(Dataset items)
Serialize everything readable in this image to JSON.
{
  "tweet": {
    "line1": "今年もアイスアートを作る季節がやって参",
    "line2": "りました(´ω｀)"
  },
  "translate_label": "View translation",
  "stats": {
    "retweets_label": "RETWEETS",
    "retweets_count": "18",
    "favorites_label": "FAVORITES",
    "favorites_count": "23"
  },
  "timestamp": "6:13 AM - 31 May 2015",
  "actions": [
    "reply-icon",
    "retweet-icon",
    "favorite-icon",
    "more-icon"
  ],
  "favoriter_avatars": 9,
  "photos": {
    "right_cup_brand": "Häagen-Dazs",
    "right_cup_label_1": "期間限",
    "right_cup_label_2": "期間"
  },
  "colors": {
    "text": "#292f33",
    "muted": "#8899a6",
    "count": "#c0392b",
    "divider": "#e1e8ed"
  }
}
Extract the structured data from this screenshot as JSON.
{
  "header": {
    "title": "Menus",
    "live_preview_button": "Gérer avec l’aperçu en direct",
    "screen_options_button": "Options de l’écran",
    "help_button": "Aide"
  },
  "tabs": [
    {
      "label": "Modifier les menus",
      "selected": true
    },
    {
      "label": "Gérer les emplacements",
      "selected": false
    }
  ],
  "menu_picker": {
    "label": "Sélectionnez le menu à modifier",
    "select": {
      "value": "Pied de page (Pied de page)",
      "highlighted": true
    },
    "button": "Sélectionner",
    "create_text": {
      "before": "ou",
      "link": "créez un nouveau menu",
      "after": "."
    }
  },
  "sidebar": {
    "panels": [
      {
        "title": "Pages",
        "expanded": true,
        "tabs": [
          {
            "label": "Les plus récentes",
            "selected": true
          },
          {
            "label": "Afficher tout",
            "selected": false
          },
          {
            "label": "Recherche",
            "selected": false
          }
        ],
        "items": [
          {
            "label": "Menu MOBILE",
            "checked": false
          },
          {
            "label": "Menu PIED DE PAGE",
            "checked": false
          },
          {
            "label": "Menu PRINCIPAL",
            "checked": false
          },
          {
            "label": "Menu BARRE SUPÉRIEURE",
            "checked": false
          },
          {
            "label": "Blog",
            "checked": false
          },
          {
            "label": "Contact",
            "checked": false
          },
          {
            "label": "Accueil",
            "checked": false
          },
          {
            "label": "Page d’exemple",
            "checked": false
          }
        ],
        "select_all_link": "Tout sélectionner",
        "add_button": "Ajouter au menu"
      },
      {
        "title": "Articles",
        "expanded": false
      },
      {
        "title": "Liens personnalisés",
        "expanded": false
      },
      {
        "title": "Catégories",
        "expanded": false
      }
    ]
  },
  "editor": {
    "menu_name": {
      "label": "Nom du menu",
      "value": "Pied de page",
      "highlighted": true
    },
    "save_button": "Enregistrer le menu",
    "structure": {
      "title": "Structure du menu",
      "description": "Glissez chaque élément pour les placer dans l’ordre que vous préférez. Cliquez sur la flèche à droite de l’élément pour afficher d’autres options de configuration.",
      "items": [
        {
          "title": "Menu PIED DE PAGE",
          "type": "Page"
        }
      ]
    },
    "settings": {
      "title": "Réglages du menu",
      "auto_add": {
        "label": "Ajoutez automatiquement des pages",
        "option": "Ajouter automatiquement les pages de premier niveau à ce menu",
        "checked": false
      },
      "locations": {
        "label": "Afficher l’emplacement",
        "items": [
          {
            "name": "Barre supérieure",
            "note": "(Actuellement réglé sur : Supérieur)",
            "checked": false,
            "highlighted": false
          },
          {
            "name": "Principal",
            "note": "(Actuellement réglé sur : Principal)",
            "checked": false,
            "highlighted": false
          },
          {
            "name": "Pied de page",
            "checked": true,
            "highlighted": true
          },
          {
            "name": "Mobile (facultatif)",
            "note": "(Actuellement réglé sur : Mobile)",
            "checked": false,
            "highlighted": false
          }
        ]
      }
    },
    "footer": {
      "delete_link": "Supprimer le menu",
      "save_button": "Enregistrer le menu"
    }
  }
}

• **WHAT IS ASKED**
How many lines in the data contain the string "true"? Respond with the number only.

• **CORRECT ANSWER**
7